## EXERCISE GOAL
Report all lines of the records that contain "different".

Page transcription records
┄┄┄┄┄┄

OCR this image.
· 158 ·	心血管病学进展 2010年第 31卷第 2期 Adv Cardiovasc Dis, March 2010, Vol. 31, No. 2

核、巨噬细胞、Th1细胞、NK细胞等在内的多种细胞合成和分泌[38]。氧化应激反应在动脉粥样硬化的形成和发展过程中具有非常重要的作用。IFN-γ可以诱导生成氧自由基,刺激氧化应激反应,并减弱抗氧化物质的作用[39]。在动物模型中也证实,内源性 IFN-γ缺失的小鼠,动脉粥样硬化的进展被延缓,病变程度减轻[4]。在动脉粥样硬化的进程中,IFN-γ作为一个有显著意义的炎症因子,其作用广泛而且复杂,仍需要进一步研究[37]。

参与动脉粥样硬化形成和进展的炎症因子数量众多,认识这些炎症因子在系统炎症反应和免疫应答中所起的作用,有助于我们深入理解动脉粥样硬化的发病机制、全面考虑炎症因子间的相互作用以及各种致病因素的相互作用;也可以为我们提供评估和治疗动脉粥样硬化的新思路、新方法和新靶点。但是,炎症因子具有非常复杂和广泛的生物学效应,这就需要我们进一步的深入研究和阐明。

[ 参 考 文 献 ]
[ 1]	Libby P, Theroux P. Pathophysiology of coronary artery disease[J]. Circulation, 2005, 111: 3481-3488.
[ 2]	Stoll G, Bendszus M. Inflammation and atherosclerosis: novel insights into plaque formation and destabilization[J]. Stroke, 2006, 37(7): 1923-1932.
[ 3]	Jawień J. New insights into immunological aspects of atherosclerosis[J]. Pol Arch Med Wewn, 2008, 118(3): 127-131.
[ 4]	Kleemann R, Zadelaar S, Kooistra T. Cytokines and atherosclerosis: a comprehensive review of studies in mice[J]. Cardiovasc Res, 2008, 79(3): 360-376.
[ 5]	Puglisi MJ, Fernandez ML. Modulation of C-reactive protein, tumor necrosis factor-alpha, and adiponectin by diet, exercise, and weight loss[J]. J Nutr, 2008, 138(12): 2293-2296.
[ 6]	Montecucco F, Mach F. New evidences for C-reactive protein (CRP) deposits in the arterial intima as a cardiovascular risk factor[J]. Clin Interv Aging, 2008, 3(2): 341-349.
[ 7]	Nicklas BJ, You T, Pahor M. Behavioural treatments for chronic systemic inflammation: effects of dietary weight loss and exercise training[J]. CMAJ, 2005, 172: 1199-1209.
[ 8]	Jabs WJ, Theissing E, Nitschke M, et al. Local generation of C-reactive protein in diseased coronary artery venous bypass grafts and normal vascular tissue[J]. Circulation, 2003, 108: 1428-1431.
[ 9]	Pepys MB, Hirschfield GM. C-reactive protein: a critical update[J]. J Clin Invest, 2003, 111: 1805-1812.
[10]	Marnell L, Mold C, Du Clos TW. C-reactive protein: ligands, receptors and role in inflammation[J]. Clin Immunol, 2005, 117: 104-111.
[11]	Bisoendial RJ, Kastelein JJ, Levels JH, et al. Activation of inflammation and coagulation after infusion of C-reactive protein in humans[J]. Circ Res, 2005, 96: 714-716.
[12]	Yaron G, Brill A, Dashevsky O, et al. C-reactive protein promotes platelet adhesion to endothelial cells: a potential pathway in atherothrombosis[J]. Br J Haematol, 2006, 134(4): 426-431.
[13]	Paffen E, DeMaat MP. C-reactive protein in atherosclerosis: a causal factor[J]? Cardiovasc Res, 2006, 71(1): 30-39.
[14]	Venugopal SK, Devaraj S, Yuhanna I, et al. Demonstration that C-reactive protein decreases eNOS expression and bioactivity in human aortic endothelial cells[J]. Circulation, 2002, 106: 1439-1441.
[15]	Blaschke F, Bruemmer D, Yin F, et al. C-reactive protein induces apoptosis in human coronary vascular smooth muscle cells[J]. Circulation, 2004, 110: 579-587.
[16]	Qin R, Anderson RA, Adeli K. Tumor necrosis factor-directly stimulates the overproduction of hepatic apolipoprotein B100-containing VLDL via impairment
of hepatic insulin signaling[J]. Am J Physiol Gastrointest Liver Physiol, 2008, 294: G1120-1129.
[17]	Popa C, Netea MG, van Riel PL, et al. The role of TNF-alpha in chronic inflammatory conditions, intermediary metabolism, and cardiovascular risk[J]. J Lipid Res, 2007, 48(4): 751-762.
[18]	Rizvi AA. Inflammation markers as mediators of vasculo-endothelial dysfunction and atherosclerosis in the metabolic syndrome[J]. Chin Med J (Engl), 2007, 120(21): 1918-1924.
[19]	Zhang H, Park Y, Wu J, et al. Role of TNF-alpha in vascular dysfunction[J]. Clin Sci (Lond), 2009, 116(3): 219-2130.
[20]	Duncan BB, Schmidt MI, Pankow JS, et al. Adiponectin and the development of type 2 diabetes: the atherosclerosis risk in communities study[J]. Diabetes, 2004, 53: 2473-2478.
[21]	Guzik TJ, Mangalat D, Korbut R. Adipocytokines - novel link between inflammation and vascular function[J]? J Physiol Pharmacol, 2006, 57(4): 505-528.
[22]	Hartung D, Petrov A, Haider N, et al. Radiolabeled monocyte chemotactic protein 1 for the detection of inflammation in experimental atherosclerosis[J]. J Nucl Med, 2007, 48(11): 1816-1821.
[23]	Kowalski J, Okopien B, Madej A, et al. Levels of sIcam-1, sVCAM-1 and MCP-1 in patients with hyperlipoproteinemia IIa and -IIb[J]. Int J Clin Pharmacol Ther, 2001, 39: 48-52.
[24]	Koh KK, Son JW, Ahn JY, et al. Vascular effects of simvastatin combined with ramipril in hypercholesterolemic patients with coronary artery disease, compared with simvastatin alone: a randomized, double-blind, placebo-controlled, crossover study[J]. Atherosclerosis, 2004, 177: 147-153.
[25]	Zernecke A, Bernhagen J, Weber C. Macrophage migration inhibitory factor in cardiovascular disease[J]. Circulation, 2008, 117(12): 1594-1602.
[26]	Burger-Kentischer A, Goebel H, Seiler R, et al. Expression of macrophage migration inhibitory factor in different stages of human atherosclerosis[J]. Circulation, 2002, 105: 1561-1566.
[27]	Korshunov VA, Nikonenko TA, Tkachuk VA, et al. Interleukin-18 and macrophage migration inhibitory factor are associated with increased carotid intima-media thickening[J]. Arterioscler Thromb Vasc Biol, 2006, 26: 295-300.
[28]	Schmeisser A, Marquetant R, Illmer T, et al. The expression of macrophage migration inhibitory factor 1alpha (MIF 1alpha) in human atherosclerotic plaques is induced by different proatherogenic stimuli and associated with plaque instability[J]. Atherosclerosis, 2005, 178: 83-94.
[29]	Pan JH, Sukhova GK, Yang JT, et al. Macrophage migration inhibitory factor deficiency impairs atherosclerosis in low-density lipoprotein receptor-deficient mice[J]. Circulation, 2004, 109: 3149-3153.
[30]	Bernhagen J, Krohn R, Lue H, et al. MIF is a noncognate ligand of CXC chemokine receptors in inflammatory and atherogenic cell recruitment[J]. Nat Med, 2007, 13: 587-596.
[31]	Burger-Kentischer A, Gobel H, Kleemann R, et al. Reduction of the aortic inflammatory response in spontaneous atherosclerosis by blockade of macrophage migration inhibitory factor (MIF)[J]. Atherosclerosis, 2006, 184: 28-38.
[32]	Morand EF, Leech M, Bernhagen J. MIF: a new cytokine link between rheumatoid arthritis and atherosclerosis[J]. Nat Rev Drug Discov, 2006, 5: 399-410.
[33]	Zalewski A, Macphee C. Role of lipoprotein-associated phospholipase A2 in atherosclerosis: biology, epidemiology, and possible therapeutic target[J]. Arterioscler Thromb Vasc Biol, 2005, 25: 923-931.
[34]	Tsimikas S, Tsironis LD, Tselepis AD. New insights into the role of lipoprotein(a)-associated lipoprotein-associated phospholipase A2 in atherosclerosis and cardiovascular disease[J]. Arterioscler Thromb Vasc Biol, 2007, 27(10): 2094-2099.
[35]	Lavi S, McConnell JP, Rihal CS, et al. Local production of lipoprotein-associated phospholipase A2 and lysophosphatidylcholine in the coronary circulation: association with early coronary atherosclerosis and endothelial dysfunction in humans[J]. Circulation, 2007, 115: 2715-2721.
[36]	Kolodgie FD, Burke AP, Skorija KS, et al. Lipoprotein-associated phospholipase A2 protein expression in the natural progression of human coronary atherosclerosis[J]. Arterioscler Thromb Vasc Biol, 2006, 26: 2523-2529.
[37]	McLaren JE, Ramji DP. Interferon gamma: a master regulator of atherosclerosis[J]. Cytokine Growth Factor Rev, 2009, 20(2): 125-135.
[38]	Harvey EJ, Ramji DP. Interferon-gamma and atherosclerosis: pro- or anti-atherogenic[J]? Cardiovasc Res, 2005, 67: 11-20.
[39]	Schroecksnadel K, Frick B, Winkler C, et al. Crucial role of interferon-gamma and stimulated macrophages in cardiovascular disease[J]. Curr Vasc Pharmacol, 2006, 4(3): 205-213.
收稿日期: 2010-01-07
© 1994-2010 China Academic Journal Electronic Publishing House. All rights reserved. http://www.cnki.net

┄┄┄┄┄┄

## REPLY TO THE TASK
[26]	Burger-Kentischer A, Goebel H, Seiler R, et al. Expression of macrophage migration inhibitory factor in different stages of human atherosclerosis[J]. Circulation, 2002, 105: 1561-1566.
[28]	Schmeisser A, Marquetant R, Illmer T, et al. The expression of macrophage migration inhibitory factor 1alpha (MIF 1alpha) in human atherosclerotic plaques is induced by different proatherogenic stimuli and associated with plaque instability[J]. Atherosclerosis, 2005, 178: 83-94.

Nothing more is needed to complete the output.